> **BRIEF**
Find the line containing "Output a JSON". Retype it and every line after it through the end of the entries, exactly as written, with nothing added.

> **DATA PROVIDED**

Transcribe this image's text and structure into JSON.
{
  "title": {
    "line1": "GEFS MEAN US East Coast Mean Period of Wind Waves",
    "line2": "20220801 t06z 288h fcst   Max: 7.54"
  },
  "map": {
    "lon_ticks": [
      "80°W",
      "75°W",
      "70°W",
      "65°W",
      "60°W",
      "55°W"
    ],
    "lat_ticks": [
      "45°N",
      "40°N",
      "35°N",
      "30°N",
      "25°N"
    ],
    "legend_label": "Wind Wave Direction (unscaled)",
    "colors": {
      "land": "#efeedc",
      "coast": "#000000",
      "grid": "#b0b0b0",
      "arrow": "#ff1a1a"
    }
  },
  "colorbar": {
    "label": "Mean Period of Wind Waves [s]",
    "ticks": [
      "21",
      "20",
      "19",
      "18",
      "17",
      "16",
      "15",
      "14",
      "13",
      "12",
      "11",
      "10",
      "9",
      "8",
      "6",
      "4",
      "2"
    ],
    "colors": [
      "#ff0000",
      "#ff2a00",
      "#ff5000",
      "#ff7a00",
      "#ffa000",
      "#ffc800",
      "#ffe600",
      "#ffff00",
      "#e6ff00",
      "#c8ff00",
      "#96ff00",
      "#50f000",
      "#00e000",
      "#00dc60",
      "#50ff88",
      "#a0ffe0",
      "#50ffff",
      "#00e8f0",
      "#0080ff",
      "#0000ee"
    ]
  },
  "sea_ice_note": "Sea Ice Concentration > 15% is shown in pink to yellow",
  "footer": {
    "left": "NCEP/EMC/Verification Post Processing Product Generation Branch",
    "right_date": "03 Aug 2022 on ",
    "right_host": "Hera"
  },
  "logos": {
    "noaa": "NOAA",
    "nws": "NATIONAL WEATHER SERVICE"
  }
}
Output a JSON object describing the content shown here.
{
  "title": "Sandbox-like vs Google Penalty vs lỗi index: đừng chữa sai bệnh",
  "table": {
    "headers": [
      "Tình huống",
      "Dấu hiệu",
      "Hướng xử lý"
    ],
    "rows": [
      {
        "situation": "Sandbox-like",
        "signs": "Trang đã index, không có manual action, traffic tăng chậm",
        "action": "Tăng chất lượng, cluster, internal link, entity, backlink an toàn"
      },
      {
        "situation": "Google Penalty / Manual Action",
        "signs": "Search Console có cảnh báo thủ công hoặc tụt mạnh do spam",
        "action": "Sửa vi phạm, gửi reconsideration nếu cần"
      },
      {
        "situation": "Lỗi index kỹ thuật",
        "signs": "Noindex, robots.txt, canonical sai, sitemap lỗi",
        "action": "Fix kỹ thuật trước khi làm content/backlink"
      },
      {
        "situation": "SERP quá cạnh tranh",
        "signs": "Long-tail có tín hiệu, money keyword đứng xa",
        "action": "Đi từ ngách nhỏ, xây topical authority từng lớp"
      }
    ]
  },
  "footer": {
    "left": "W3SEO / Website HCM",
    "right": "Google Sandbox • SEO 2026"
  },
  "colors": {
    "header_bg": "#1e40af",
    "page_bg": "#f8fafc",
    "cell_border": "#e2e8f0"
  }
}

> **EXPECTED ANSWER**
Output a JSON object describing the content shown here.
{
  "title": "Sandbox-like vs Google Penalty vs lỗi index: đừng chữa sai bệnh",
  "table": {
    "headers": [
      "Tình huống",
      "Dấu hiệu",
      "Hướng xử lý"
    ],
    "rows": [
      {
        "situation": "Sandbox-like",
        "signs": "Trang đã index, không có manual action, traffic tăng chậm",
        "action": "Tăng chất lượng, cluster, internal link, entity, backlink an toàn"
      },
      {
        "situation": "Google Penalty / Manual Action",
        "signs": "Search Console có cảnh báo thủ công hoặc tụt mạnh do spam",
        "action": "Sửa vi phạm, gửi reconsideration nếu cần"
      },
      {
        "situation": "Lỗi index kỹ thuật",
        "signs": "Noindex, robots.txt, canonical sai, sitemap lỗi",
        "action": "Fix kỹ thuật trước khi làm content/backlink"
      },
      {
        "situation": "SERP quá cạnh tranh",
        "signs": "Long-tail có tín hiệu, money keyword đứng xa",
        "action": "Đi từ ngách nhỏ, xây topical authority từng lớp"
      }
    ]
  },
  "footer": {
    "left": "W3SEO / Website HCM",
    "right": "Google Sandbox • SEO 2026"
  },
  "colors": {
    "header_bg": "#1e40af",
    "page_bg": "#f8fafc",
    "cell_border": "#e2e8f0"
  }
}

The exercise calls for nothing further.